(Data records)

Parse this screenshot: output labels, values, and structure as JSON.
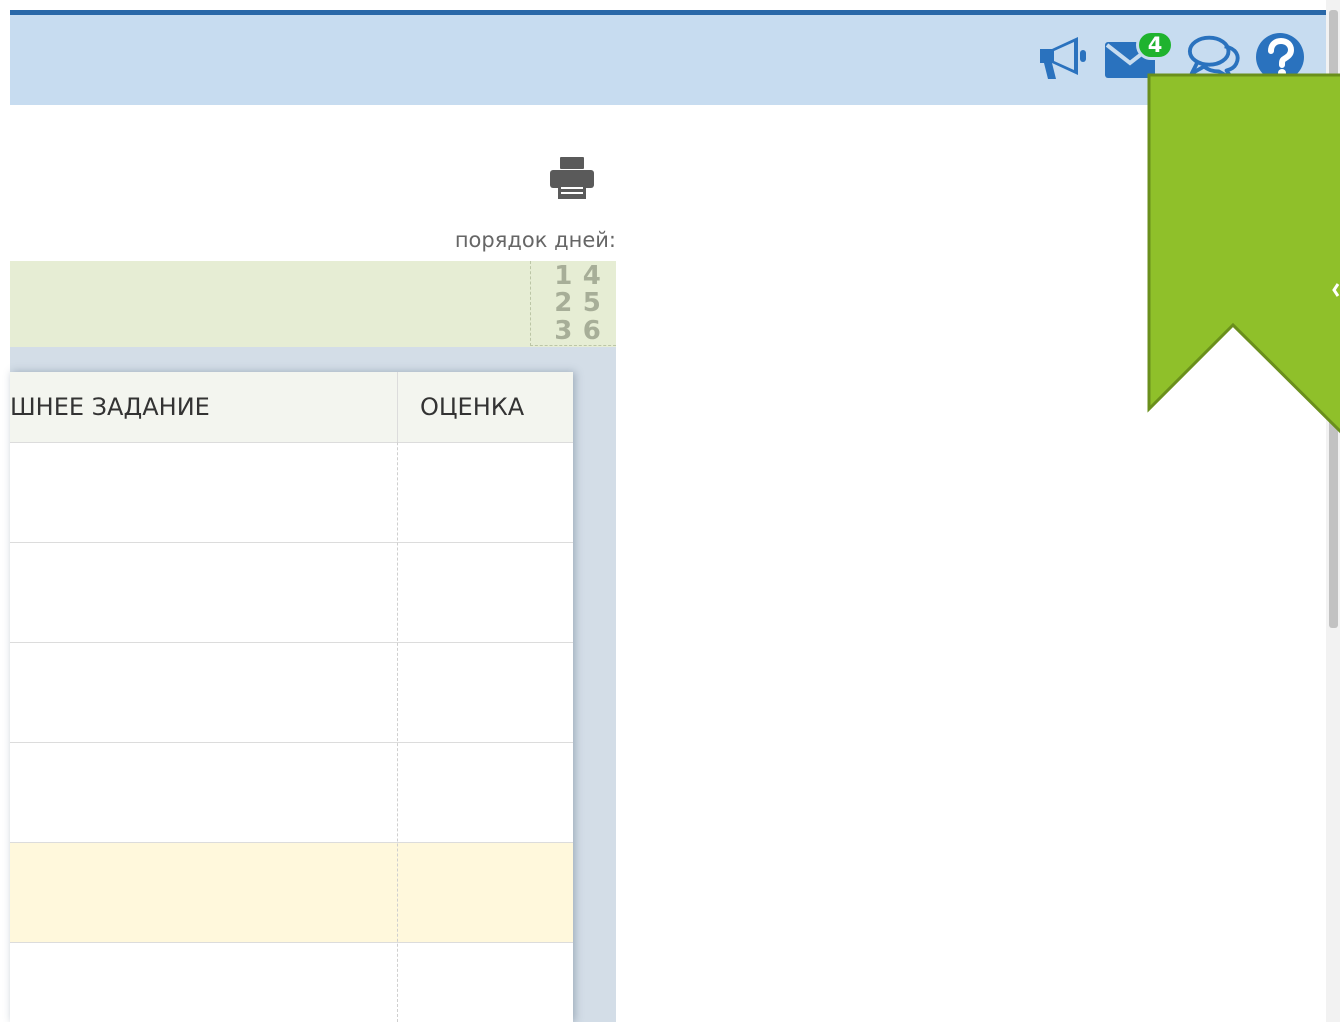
{
  "header": {
    "icons": [
      "megaphone-icon",
      "mail-icon",
      "chat-icon",
      "help-icon"
    ],
    "mail_unread_count": "4",
    "colors": {
      "bar": "#c7dcf0",
      "topline": "#2a68a8",
      "icon": "#2a72be",
      "badge": "#1fb32e"
    }
  },
  "toolbar": {
    "print_icon": "printer-icon"
  },
  "days_order": {
    "label": "порядок дней:",
    "cells": [
      "1",
      "4",
      "2",
      "5",
      "3",
      "6"
    ]
  },
  "table": {
    "columns": [
      {
        "key": "homework",
        "label": "ШНЕЕ ЗАДАНИЕ"
      },
      {
        "key": "grade",
        "label": "ОЦЕНКА"
      }
    ],
    "rows": [
      {
        "homework": "",
        "grade": "",
        "highlight": false
      },
      {
        "homework": "",
        "grade": "",
        "highlight": false
      },
      {
        "homework": "",
        "grade": "",
        "highlight": false
      },
      {
        "homework": "",
        "grade": "",
        "highlight": false
      },
      {
        "homework": "",
        "grade": "",
        "highlight": true
      },
      {
        "homework": "",
        "grade": "",
        "highlight": false
      }
    ]
  },
  "bookmark": {
    "color": "#8fc02a",
    "icon": "bookmark-ribbon-icon"
  }
}
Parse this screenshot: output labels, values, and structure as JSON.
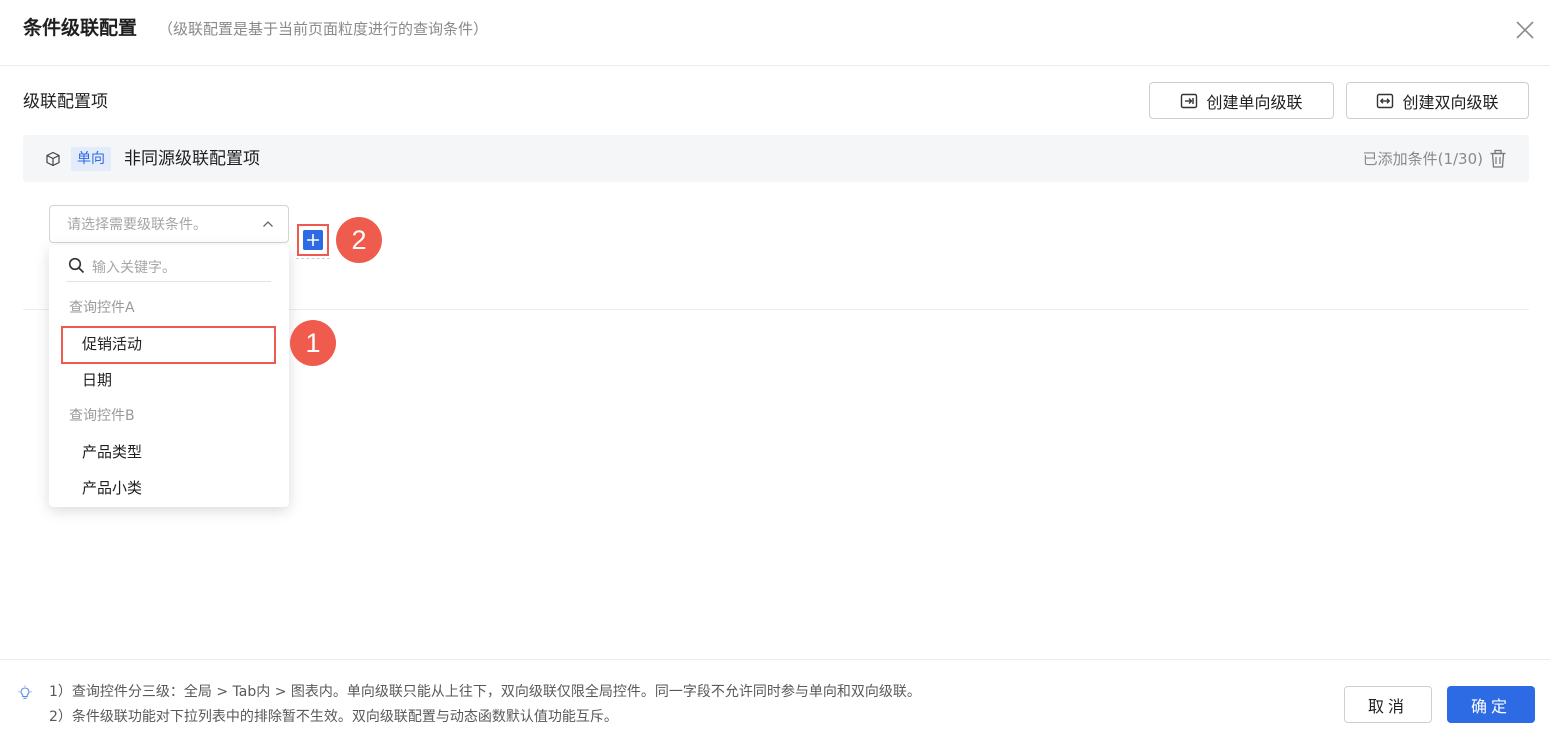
{
  "dialog": {
    "title": "条件级联配置",
    "subtitle": "（级联配置是基于当前页面粒度进行的查询条件）"
  },
  "section": {
    "label": "级联配置项",
    "btn_single": "创建单向级联",
    "btn_double": "创建双向级联"
  },
  "cascade_item": {
    "tag": "单向",
    "name": "非同源级联配置项",
    "count": "已添加条件(1/30)"
  },
  "condition_select": {
    "placeholder": "请选择需要级联条件。"
  },
  "dropdown": {
    "search_placeholder": "输入关键字。",
    "groups": [
      {
        "label": "查询控件A",
        "items": [
          "促销活动",
          "日期"
        ]
      },
      {
        "label": "查询控件B",
        "items": [
          "产品类型",
          "产品小类"
        ]
      }
    ]
  },
  "annotations": {
    "badge_1": "1",
    "badge_2": "2"
  },
  "footer": {
    "note_1": "1）查询控件分三级：全局 > Tab内 > 图表内。单向级联只能从上往下，双向级联仅限全局控件。同一字段不允许同时参与单向和双向级联。",
    "note_2": "2）条件级联功能对下拉列表中的排除暂不生效。双向级联配置与动态函数默认值功能互斥。",
    "cancel": "取消",
    "confirm": "确定"
  },
  "colors": {
    "accent": "#2d6be4",
    "annotation_red": "#ef5b4c",
    "tag_bg": "#e4ecfb"
  },
  "icons": {
    "close": "close-icon",
    "single_arrow": "arrow-right-to-bar-icon",
    "double_arrow": "double-arrow-icon",
    "cube": "cube-icon",
    "trash": "trash-icon",
    "chevron": "chevron-up-icon",
    "add": "plus-icon",
    "search": "search-icon",
    "bulb": "lightbulb-icon"
  }
}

> [The request]:
Copy every record character for character. Skip the pictures.

> [Exercise answer]:
Parse this screenshot: output labels, values, and structure as JSON.
{
  "header": {
    "icons": [
      "megaphone-icon",
      "mail-icon",
      "chat-icon",
      "help-icon"
    ],
    "mail_unread_count": "4",
    "colors": {
      "bar": "#c7dcf0",
      "topline": "#2a68a8",
      "icon": "#2a72be",
      "badge": "#1fb32e"
    }
  },
  "toolbar": {
    "print_icon": "printer-icon"
  },
  "days_order": {
    "label": "порядок дней:",
    "cells": [
      "1",
      "4",
      "2",
      "5",
      "3",
      "6"
    ]
  },
  "table": {
    "columns": [
      {
        "key": "homework",
        "label": "ШНЕЕ ЗАДАНИЕ"
      },
      {
        "key": "grade",
        "label": "ОЦЕНКА"
      }
    ],
    "rows": [
      {
        "homework": "",
        "grade": "",
        "highlight": false
      },
      {
        "homework": "",
        "grade": "",
        "highlight": false
      },
      {
        "homework": "",
        "grade": "",
        "highlight": false
      },
      {
        "homework": "",
        "grade": "",
        "highlight": false
      },
      {
        "homework": "",
        "grade": "",
        "highlight": true
      },
      {
        "homework": "",
        "grade": "",
        "highlight": false
      }
    ]
  },
  "bookmark": {
    "color": "#8fc02a",
    "icon": "bookmark-ribbon-icon"
  }
}
Parse this screenshot: output labels, values, and structure as JSON.
{
  "dialog": {
    "title": "条件级联配置",
    "subtitle": "（级联配置是基于当前页面粒度进行的查询条件）"
  },
  "section": {
    "label": "级联配置项",
    "btn_single": "创建单向级联",
    "btn_double": "创建双向级联"
  },
  "cascade_item": {
    "tag": "单向",
    "name": "非同源级联配置项",
    "count": "已添加条件(1/30)"
  },
  "condition_select": {
    "placeholder": "请选择需要级联条件。"
  },
  "dropdown": {
    "search_placeholder": "输入关键字。",
    "groups": [
      {
        "label": "查询控件A",
        "items": [
          "促销活动",
          "日期"
        ]
      },
      {
        "label": "查询控件B",
        "items": [
          "产品类型",
          "产品小类"
        ]
      }
    ]
  },
  "annotations": {
    "badge_1": "1",
    "badge_2": "2"
  },
  "footer": {
    "note_1": "1）查询控件分三级：全局 > Tab内 > 图表内。单向级联只能从上往下，双向级联仅限全局控件。同一字段不允许同时参与单向和双向级联。",
    "note_2": "2）条件级联功能对下拉列表中的排除暂不生效。双向级联配置与动态函数默认值功能互斥。",
    "cancel": "取消",
    "confirm": "确定"
  },
  "colors": {
    "accent": "#2d6be4",
    "annotation_red": "#ef5b4c",
    "tag_bg": "#e4ecfb"
  },
  "icons": {
    "close": "close-icon",
    "single_arrow": "arrow-right-to-bar-icon",
    "double_arrow": "double-arrow-icon",
    "cube": "cube-icon",
    "trash": "trash-icon",
    "chevron": "chevron-up-icon",
    "add": "plus-icon",
    "search": "search-icon",
    "bulb": "lightbulb-icon"
  }
}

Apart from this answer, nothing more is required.